__What is needed__: Provide only the number of lines in the data below that contain the string "location".

__Data records__:
^^^^

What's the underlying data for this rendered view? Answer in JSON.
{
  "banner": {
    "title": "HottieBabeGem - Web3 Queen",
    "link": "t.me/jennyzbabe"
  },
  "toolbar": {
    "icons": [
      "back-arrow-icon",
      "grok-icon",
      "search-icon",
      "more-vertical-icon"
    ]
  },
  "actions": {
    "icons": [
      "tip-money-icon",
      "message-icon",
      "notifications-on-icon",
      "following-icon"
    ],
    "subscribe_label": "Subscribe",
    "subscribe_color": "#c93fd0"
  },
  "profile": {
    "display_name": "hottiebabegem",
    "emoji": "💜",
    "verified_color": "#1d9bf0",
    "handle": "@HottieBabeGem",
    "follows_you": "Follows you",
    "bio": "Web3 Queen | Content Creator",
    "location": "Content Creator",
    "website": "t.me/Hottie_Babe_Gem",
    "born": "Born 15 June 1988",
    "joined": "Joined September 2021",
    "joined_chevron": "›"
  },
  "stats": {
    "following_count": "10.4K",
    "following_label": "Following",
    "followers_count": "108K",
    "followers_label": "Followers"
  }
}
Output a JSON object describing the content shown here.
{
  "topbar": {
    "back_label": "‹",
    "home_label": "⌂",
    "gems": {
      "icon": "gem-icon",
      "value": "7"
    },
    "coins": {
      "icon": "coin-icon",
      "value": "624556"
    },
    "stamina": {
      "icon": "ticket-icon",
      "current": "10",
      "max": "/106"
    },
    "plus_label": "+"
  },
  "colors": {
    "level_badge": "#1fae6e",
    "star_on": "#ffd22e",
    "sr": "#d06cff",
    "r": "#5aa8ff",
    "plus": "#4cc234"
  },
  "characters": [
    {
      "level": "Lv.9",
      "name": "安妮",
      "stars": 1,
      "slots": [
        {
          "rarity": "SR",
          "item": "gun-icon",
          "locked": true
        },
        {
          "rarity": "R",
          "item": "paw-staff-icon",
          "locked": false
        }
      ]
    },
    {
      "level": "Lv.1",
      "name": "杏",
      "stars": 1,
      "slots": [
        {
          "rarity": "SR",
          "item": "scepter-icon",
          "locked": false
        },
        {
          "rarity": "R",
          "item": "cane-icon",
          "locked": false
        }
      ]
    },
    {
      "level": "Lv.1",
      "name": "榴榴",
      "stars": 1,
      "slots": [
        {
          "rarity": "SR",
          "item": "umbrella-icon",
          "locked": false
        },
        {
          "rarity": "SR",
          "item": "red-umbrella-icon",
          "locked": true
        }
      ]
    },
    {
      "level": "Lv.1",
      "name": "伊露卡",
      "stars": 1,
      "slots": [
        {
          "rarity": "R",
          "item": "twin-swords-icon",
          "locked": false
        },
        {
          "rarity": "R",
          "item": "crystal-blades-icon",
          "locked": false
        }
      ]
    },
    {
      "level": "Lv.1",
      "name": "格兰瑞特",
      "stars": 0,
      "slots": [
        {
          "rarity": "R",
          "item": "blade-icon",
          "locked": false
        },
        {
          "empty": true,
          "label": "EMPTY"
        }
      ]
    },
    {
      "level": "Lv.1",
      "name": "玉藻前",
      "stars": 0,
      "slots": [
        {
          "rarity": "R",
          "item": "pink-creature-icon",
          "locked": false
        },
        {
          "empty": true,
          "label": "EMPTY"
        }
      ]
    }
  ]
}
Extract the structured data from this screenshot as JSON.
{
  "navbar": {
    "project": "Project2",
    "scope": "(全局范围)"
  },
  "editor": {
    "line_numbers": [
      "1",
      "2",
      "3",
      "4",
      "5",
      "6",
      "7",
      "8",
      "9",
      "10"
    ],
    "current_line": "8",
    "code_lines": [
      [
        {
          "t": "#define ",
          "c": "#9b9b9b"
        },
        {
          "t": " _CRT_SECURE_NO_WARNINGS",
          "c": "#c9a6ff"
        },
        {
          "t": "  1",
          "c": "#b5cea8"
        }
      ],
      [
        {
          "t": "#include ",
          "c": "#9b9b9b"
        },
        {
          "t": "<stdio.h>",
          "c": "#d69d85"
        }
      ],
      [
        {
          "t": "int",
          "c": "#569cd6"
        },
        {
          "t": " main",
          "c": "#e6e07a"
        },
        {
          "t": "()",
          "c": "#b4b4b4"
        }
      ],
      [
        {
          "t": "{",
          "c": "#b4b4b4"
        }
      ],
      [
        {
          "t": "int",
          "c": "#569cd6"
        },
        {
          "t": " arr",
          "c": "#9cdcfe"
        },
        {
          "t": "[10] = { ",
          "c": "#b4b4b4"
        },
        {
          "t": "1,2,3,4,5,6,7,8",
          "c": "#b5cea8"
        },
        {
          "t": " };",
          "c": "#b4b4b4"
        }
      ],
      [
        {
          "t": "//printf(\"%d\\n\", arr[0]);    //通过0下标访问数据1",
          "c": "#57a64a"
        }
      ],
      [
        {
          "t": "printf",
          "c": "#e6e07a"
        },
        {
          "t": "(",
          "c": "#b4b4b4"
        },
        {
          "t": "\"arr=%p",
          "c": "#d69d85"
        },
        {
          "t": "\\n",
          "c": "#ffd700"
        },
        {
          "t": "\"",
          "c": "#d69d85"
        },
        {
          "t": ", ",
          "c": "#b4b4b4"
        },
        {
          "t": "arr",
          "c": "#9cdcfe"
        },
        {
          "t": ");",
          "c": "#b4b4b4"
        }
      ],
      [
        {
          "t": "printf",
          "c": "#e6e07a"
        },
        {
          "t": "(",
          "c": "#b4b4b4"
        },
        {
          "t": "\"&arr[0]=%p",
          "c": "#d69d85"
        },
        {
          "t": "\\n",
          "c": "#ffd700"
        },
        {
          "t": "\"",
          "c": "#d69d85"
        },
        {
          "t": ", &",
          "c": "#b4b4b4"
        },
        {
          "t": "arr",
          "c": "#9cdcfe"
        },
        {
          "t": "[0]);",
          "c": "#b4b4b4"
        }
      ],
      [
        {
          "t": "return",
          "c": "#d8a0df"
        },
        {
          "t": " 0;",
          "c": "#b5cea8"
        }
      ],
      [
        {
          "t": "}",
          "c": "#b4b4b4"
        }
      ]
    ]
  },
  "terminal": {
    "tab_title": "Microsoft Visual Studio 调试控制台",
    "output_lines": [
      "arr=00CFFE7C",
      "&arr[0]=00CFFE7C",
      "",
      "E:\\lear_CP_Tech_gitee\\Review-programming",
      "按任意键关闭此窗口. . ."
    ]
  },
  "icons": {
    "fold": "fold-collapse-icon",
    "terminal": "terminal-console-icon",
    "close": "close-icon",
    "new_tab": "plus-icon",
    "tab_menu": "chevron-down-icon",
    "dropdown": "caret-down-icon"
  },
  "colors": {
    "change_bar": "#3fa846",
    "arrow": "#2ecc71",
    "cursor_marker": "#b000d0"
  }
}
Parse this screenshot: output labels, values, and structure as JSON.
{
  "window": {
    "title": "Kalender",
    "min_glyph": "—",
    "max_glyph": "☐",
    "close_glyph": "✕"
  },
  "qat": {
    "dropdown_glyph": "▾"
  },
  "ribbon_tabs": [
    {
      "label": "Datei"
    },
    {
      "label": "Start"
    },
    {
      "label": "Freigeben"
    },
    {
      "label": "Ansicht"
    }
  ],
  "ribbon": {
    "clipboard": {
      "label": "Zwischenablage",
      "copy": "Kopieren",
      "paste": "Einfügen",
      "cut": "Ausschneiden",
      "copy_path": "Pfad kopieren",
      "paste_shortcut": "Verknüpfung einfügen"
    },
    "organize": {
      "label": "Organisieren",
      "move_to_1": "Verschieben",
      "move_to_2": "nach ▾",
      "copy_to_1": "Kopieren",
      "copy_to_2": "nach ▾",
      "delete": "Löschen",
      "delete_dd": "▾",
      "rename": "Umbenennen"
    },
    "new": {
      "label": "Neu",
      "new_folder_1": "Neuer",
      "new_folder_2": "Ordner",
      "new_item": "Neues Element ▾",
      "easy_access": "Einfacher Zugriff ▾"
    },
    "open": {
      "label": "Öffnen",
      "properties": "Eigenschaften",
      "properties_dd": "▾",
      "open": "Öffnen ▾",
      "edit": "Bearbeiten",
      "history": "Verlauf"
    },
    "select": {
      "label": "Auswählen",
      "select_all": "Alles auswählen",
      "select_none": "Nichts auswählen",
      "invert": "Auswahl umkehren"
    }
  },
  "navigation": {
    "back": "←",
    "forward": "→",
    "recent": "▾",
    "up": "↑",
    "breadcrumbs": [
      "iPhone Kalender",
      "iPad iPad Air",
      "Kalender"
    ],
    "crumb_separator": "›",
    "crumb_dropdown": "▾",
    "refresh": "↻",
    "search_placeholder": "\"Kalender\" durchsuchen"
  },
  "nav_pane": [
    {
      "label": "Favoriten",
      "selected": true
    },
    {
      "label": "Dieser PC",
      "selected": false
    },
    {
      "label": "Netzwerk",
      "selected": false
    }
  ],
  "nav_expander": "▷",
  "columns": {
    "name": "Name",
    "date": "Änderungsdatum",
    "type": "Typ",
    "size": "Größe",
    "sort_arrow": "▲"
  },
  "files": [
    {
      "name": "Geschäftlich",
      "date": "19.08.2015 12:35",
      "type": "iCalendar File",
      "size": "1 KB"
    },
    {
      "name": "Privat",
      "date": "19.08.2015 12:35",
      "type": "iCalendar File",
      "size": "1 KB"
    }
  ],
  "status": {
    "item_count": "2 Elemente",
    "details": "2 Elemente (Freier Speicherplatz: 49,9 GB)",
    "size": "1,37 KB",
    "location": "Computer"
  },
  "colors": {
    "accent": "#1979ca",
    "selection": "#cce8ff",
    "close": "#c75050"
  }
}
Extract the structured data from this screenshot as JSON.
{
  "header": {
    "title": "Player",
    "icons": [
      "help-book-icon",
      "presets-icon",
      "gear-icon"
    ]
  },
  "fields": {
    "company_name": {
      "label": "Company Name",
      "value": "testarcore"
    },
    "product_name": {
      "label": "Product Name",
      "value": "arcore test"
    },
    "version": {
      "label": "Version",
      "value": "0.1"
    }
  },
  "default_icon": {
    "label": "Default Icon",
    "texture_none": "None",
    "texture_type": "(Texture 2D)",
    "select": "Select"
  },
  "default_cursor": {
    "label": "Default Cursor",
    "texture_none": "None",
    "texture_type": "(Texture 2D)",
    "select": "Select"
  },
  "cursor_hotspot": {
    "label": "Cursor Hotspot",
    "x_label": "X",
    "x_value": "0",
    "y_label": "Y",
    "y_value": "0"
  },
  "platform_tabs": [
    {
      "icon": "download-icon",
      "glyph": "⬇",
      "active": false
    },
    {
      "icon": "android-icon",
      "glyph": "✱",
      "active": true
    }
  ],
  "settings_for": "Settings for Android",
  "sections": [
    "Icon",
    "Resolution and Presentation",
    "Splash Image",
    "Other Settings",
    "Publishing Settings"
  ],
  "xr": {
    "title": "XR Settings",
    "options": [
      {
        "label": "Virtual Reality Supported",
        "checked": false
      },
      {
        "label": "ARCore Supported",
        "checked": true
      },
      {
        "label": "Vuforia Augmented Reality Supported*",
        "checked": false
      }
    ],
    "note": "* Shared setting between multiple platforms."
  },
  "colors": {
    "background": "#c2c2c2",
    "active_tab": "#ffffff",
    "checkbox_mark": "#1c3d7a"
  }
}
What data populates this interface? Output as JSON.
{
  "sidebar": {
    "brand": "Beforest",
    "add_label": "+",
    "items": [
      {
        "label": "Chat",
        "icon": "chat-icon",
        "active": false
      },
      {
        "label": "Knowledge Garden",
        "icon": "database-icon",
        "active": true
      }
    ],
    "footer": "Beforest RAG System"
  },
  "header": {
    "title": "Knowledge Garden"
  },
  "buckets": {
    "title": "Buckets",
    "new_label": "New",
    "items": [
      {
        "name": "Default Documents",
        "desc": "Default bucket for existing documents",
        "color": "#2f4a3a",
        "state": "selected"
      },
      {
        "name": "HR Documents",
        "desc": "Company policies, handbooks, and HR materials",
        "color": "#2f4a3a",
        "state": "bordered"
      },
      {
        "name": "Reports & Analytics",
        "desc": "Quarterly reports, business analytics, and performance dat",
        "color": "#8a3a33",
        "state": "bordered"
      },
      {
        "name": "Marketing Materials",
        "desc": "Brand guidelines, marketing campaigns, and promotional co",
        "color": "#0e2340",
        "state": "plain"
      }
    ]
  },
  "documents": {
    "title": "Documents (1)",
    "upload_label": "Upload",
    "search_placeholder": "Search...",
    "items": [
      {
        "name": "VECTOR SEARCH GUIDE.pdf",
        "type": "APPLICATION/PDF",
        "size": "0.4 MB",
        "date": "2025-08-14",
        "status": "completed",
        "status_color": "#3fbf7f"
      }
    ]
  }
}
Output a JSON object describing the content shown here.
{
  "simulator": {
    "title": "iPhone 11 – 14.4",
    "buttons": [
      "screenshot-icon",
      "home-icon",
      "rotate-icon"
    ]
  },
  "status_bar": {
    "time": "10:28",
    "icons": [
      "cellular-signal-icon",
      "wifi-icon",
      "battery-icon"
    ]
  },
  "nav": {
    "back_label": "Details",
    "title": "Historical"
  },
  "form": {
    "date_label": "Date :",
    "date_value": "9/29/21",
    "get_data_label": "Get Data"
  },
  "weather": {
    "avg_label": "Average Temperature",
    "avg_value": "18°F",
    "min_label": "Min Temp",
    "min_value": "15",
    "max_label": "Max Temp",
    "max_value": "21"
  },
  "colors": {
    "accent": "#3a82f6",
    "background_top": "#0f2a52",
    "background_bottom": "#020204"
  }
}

^^^^

__Result of this task__: 2